#### EXTRACT TO READ ####

Canada Wildlife Magazine Features Island Conservation’s work on Hawadax Island 

Until May 2012, Hawadax Island in Alaska was known as Rat Island. But thanks to the work of Island Conservation, the island is now known as a nesting ground for a wide variety of seabirds, including the Tufted Puffin—not seen there for almost 200 years. 

In a recent Canadian Wildlife Magazine article, Zack Metcalfe highlights the Hawadax Island project alongside many of Island Conservation’s other successes. The Channel Islands in California, Rábida in the Galápagos, and Palmyra Atoll south of Hawai’I all feature as places where our removal of invasive species brought about astonishing unforeseen benefits.

####

TASK REQUIREMENTS:
1: According to the article about Island Conservation's work on Hawadax Island, what was the island called until May 2012?
2: Write the next part of the article on Island Conservation's Hawadax Island project, picking up after its final sentence.

#### SUPPLIED MATERIAL ####

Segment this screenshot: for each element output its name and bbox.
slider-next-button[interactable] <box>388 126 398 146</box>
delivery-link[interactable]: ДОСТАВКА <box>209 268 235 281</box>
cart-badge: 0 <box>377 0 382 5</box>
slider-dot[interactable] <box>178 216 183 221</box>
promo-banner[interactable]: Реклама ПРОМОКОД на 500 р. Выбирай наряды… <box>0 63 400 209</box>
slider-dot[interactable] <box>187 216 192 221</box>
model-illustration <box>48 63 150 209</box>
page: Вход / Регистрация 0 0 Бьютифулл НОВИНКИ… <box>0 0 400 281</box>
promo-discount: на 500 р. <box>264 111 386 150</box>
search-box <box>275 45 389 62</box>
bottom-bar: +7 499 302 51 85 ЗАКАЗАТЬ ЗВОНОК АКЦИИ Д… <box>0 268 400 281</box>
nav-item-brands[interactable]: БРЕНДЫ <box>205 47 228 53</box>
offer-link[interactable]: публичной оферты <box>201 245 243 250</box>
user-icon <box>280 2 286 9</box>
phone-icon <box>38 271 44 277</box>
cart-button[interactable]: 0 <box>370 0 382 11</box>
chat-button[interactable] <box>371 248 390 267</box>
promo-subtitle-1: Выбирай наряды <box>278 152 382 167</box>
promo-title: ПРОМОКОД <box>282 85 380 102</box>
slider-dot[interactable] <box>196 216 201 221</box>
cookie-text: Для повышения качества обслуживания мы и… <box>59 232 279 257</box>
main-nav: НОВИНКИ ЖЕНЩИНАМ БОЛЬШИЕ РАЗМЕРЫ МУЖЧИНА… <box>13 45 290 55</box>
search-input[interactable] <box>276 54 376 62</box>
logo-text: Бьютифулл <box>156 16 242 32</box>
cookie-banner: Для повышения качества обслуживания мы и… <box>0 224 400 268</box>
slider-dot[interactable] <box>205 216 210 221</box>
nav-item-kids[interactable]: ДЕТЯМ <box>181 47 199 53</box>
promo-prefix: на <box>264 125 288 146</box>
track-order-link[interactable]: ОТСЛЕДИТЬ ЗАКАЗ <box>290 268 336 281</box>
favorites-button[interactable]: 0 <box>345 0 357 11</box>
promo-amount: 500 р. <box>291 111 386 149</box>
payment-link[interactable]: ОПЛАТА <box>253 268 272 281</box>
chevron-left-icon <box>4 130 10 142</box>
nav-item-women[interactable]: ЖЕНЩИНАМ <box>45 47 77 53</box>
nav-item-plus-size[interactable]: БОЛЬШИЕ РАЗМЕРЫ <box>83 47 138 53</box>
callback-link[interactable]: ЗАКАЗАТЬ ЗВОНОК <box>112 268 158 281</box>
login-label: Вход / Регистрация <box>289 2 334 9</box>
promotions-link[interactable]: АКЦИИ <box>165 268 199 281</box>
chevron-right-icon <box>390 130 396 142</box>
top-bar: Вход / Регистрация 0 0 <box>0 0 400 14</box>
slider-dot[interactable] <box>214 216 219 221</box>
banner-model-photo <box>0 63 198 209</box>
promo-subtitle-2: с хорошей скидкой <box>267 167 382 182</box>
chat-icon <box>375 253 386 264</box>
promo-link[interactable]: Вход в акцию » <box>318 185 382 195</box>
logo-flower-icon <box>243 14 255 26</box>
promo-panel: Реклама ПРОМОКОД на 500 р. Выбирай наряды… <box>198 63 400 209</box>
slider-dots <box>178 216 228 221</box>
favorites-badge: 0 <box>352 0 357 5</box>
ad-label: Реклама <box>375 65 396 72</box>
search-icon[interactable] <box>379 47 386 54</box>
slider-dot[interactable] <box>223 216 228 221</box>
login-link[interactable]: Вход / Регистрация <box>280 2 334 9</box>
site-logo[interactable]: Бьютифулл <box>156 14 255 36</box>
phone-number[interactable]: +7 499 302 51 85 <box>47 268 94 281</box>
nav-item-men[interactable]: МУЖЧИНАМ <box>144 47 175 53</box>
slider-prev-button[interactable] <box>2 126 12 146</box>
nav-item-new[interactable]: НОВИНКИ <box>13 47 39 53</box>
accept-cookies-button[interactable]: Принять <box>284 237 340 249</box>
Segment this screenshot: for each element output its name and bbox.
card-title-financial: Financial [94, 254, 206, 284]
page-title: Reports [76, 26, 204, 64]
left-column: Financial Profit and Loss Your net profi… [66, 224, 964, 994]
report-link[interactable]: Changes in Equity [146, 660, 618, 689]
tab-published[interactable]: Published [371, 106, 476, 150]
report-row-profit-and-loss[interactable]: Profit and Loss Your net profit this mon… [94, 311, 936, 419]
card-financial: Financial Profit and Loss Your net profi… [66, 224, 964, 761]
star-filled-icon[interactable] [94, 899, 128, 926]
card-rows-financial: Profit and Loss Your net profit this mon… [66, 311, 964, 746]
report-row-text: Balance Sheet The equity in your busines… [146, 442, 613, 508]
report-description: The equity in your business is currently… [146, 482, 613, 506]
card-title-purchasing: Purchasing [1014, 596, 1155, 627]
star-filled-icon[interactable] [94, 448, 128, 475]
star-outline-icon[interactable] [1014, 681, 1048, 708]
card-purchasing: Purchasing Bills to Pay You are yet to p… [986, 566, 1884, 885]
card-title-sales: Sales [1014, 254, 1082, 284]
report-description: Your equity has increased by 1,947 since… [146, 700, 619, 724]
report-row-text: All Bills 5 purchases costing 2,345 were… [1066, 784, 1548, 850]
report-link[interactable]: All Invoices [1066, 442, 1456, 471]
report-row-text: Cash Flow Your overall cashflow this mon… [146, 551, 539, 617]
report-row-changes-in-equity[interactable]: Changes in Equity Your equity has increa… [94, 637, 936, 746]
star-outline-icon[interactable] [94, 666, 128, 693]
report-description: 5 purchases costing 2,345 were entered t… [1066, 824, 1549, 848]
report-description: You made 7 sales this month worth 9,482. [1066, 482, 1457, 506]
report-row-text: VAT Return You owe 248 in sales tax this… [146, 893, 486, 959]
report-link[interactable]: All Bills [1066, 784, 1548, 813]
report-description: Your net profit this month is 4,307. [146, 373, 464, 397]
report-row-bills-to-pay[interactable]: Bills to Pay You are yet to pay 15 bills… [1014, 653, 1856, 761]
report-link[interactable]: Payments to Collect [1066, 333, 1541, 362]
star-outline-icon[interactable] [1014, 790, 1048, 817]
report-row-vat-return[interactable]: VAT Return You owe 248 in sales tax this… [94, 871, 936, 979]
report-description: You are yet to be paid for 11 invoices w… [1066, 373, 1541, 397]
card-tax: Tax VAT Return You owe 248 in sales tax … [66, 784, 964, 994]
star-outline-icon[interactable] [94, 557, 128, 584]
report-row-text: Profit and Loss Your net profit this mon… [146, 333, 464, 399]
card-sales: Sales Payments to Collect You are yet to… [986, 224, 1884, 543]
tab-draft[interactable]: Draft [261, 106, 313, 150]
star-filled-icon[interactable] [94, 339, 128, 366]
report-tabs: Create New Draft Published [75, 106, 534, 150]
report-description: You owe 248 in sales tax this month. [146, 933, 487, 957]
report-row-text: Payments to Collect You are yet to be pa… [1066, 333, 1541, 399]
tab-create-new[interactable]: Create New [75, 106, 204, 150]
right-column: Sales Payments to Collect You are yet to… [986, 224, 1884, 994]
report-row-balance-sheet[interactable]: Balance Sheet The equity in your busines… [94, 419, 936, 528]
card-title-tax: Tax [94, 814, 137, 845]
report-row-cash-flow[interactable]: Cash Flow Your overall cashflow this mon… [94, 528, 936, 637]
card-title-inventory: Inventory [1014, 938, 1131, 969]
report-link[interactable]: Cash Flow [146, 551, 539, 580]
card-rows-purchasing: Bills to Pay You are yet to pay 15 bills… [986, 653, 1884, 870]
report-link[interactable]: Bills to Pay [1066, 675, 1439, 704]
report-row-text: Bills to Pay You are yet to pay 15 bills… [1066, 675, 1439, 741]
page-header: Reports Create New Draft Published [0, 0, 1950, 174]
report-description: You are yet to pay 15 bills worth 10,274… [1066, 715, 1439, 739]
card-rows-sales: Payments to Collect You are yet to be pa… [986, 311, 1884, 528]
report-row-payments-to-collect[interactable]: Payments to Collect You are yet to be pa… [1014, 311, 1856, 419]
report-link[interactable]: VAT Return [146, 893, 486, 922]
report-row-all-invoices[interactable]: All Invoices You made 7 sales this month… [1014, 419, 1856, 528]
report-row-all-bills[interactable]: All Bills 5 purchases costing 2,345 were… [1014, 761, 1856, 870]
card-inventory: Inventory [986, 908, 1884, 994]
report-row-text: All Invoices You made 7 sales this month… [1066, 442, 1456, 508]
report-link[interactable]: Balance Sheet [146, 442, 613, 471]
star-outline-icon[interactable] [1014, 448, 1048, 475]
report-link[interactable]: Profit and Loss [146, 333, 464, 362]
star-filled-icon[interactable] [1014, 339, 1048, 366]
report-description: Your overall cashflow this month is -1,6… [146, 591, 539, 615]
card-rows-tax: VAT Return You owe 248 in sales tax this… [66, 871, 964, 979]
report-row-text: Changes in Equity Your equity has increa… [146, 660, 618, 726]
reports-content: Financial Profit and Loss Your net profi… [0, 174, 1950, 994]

####

RESPONSES TO THE EXERCISE:
1: Rat Island

2:
 Coral Wolf, our Conservation Science Program Manager, shares that the return of native species and ecosystem-wide recovery are among the multiple benefits of invasive species removal. On Hawadax, native seabirds (auklets, gulls, petrels, and, of course, Tufted Puffins) fertilize the once over-grazed land with their guano, and native plants flourished. Similarly, as the birds regulated the population of invertebrates in the island’s near-shore ecosystem, coastal algae returned. The spillover effects from a single human intervention are astonishing. 

After eradication, Coral shares, islands “look different, they sound different, they smell different. It’s the best part of my job.”